INSTRUCTIONS TO FOLLOW - Extract every line of the material that holds the string "marker".
---- GIVEN DATA
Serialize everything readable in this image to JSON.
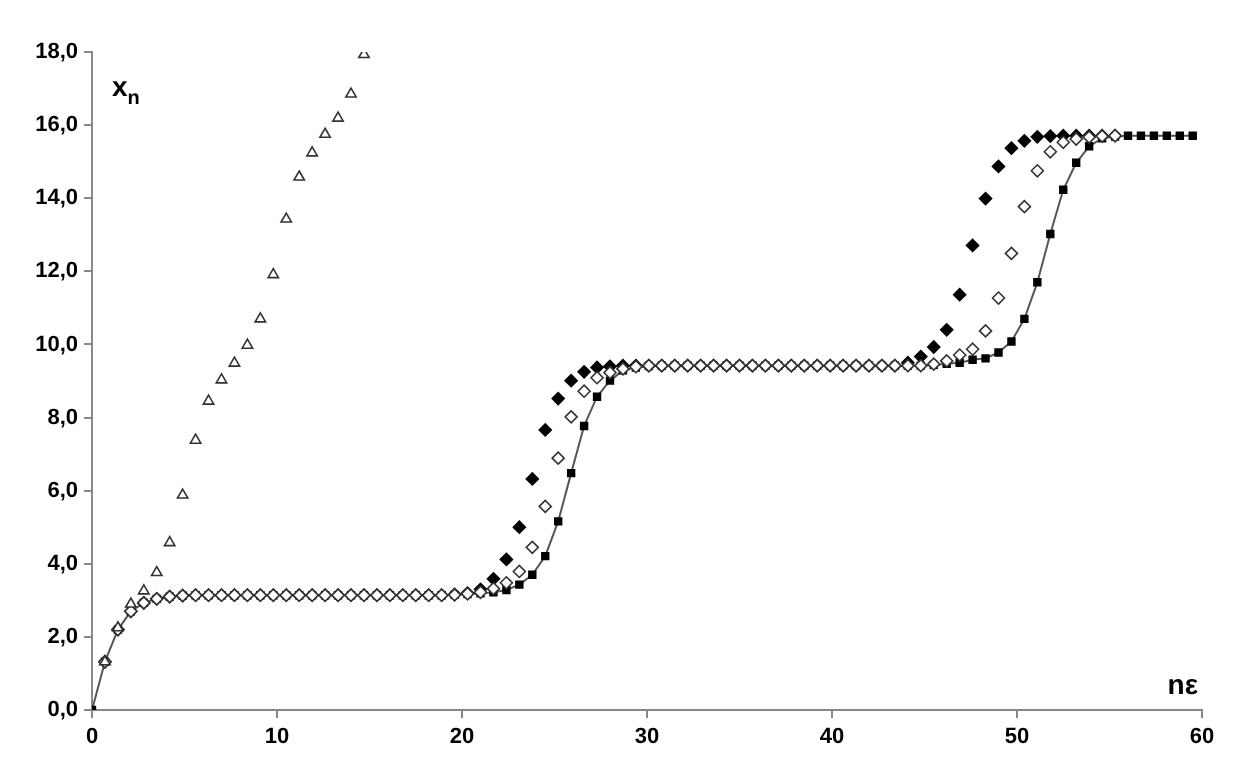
{
  "chart_data": {
    "type": "scatter",
    "xlabel": "nε",
    "ylabel": "x$_{n}$",
    "x": [
      0,
      0.7,
      1.4,
      2.1,
      2.8,
      3.5,
      4.2,
      4.9,
      5.6,
      6.3,
      7,
      7.7,
      8.4,
      9.1,
      9.8,
      10.5,
      11.2,
      11.9,
      12.6,
      13.3,
      14,
      14.7,
      15.4,
      16.1,
      16.8,
      17.5,
      18.2,
      18.9,
      19.6,
      20.3,
      21,
      21.7,
      22.4,
      23.1,
      23.8,
      24.5,
      25.2,
      25.9,
      26.6,
      27.3,
      28,
      28.7,
      29.4,
      30.1,
      30.8,
      31.5,
      32.2,
      32.9,
      33.6,
      34.3,
      35,
      35.7,
      36.4,
      37.1,
      37.8,
      38.5,
      39.2,
      39.9,
      40.6,
      41.3,
      42,
      42.7,
      43.4,
      44.1,
      44.8,
      45.5,
      46.2,
      46.9,
      47.6,
      48.3,
      49,
      49.7,
      50.4,
      51.1,
      51.8,
      52.5,
      53.2,
      53.9,
      54.6,
      55.3,
      56,
      56.7,
      57.4,
      58.1,
      58.8,
      59.5
    ],
    "series": [
      {
        "type": "line",
        "color": "#000000",
        "marker": "square",
        "values": [
          0,
          1.32,
          2.2,
          2.7,
          2.93,
          3.04,
          3.1,
          3.13,
          3.14,
          3.14,
          3.14,
          3.14,
          3.14,
          3.14,
          3.14,
          3.14,
          3.14,
          3.14,
          3.14,
          3.14,
          3.14,
          3.14,
          3.14,
          3.14,
          3.14,
          3.14,
          3.14,
          3.14,
          3.15,
          3.17,
          3.19,
          3.22,
          3.28,
          3.43,
          3.7,
          4.21,
          5.16,
          6.48,
          7.77,
          8.57,
          9.01,
          9.29,
          9.37,
          9.41,
          9.42,
          9.42,
          9.42,
          9.42,
          9.42,
          9.42,
          9.42,
          9.42,
          9.42,
          9.42,
          9.42,
          9.42,
          9.42,
          9.42,
          9.42,
          9.42,
          9.42,
          9.42,
          9.42,
          9.42,
          9.42,
          9.44,
          9.47,
          9.5,
          9.58,
          9.62,
          9.78,
          10.08,
          10.7,
          11.7,
          13.02,
          14.23,
          14.97,
          15.42,
          15.64,
          15.69,
          15.71,
          15.71,
          15.71,
          15.71,
          15.71,
          15.71
        ]
      },
      {
        "color": "#000000",
        "marker": "diamond",
        "values": [
          null,
          1.32,
          2.2,
          2.7,
          2.93,
          3.04,
          3.1,
          3.13,
          3.14,
          3.14,
          3.14,
          3.14,
          3.14,
          3.14,
          3.14,
          3.14,
          3.14,
          3.14,
          3.14,
          3.14,
          3.14,
          3.14,
          3.14,
          3.14,
          3.14,
          3.14,
          3.14,
          3.14,
          3.16,
          3.2,
          3.3,
          3.59,
          4.12,
          5.0,
          6.32,
          7.66,
          8.52,
          9.01,
          9.25,
          9.37,
          9.4,
          9.42,
          9.42,
          9.42,
          9.42,
          9.42,
          9.42,
          9.42,
          9.42,
          9.42,
          9.42,
          9.42,
          9.42,
          9.42,
          9.42,
          9.42,
          9.42,
          9.42,
          9.42,
          9.42,
          9.42,
          9.42,
          9.42,
          9.5,
          9.67,
          9.93,
          10.4,
          11.36,
          12.71,
          13.99,
          14.87,
          15.37,
          15.57,
          15.68,
          15.7,
          15.71,
          15.71,
          15.71,
          15.71,
          15.71,
          null,
          null,
          null,
          null,
          null,
          null
        ]
      },
      {
        "color": "#ffffff",
        "marker": "diamond",
        "values": [
          null,
          1.32,
          2.2,
          2.7,
          2.93,
          3.04,
          3.1,
          3.13,
          3.14,
          3.14,
          3.14,
          3.14,
          3.14,
          3.14,
          3.14,
          3.14,
          3.14,
          3.14,
          3.14,
          3.14,
          3.14,
          3.14,
          3.14,
          3.14,
          3.14,
          3.14,
          3.14,
          3.14,
          3.15,
          3.18,
          3.22,
          3.32,
          3.48,
          3.79,
          4.45,
          5.57,
          6.89,
          8.02,
          8.72,
          9.09,
          9.23,
          9.33,
          9.39,
          9.42,
          9.42,
          9.42,
          9.42,
          9.42,
          9.42,
          9.42,
          9.42,
          9.42,
          9.42,
          9.42,
          9.42,
          9.42,
          9.42,
          9.42,
          9.42,
          9.42,
          9.42,
          9.42,
          9.42,
          9.42,
          9.42,
          9.46,
          9.55,
          9.71,
          9.87,
          10.37,
          11.27,
          12.49,
          13.77,
          14.75,
          15.27,
          15.53,
          15.62,
          15.67,
          15.7,
          15.71,
          null,
          null,
          null,
          null,
          null,
          null
        ]
      },
      {
        "color": "#ffffff",
        "marker": "triangle",
        "values": [
          null,
          1.32,
          2.25,
          2.9,
          3.26,
          3.76,
          4.58,
          5.88,
          7.38,
          8.45,
          9.03,
          9.49,
          9.98,
          10.7,
          11.91,
          13.43,
          14.58,
          15.24,
          15.75,
          16.19,
          16.85,
          17.93,
          null,
          null,
          null,
          null,
          null,
          null,
          null,
          null,
          null,
          null,
          null,
          null,
          null,
          null,
          null,
          null,
          null,
          null,
          null,
          null,
          null,
          null,
          null,
          null,
          null,
          null,
          null,
          null,
          null,
          null,
          null,
          null,
          null,
          null,
          null,
          null,
          null,
          null,
          null,
          null,
          null,
          null,
          null,
          null,
          null,
          null,
          null,
          null,
          null,
          null,
          null,
          null,
          null,
          null,
          null,
          null,
          null,
          null,
          null,
          null,
          null,
          null,
          null,
          null
        ]
      }
    ],
    "xlim": [
      0,
      60
    ],
    "xticks": [
      0,
      10,
      20,
      30,
      40,
      50,
      60
    ],
    "ylim": [
      0,
      18
    ],
    "yticks": [
      {
        "value": 0,
        "label": "0,0"
      },
      {
        "value": 2,
        "label": "2,0"
      },
      {
        "value": 4,
        "label": "4,0"
      },
      {
        "value": 6,
        "label": "6,0"
      },
      {
        "value": 8,
        "label": "8,0"
      },
      {
        "value": 10,
        "label": "10,0"
      },
      {
        "value": 12,
        "label": "12,0"
      },
      {
        "value": 14,
        "label": "14,0"
      },
      {
        "value": 16,
        "label": "16,0"
      },
      {
        "value": 18,
        "label": "18,0"
      }
    ],
    "grid": false,
    "legend": false
  }
}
--------
RESULT OF THIS EXERCISE -
        "marker": "square",
        "marker": "diamond",
        "marker": "diamond",
        "marker": "triangle",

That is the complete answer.